* Task to carry out: Identify and copy all lines of the material where the string "Visual" is found.

* Entries:
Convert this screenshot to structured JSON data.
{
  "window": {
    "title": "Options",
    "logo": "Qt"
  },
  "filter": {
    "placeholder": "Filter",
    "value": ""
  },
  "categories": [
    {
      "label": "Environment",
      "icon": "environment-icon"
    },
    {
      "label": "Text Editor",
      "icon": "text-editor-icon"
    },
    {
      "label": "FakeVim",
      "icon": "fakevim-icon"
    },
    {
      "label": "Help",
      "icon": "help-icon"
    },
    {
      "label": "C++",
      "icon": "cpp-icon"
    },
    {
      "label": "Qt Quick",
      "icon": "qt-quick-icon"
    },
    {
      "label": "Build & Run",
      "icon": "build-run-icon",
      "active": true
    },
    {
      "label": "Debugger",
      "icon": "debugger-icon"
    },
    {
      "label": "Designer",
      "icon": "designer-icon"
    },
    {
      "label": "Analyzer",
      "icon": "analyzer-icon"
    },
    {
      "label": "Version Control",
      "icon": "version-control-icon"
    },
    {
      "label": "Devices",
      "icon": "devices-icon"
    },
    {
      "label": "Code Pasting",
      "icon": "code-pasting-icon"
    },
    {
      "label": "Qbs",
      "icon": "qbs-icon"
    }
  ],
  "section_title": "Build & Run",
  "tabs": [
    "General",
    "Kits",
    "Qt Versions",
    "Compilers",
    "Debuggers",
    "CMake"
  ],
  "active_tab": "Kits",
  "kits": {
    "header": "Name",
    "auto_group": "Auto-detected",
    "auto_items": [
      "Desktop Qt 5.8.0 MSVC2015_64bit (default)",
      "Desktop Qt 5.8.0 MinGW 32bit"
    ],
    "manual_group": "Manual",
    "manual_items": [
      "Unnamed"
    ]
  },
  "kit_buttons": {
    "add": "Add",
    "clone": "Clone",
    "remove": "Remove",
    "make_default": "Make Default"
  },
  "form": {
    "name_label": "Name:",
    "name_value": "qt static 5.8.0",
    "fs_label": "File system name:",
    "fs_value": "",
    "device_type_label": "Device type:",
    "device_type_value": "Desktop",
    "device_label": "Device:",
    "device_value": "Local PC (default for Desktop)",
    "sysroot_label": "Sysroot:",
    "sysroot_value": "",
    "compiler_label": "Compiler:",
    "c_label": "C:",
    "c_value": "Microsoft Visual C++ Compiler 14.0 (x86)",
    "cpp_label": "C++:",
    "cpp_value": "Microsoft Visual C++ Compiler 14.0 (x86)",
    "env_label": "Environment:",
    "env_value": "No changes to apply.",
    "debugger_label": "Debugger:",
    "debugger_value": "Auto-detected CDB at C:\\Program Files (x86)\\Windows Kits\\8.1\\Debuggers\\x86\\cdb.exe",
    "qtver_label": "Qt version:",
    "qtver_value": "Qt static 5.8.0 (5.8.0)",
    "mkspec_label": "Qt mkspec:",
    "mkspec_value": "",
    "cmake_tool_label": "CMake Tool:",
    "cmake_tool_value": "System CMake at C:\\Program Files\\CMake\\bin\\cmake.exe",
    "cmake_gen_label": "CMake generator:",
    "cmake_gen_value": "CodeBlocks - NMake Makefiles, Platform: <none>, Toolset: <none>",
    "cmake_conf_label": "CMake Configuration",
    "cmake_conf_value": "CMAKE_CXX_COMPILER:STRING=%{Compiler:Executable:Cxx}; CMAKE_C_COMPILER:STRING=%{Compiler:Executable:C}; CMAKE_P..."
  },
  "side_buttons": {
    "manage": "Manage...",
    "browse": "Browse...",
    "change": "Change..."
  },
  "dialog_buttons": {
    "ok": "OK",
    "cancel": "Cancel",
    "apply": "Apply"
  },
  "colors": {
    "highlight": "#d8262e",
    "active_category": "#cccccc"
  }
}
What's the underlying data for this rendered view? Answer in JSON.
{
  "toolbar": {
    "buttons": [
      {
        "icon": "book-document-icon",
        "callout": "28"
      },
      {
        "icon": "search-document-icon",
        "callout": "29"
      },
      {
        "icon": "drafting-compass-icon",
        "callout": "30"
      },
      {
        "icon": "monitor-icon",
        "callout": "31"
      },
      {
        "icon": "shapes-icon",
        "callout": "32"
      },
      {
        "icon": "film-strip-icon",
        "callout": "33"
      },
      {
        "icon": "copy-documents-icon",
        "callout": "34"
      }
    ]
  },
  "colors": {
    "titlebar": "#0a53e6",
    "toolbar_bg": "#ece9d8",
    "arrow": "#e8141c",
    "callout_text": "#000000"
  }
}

* Result of the task:
    "c_value": "Microsoft Visual C++ Compiler 14.0 (x86)",
    "cpp_value": "Microsoft Visual C++ Compiler 14.0 (x86)",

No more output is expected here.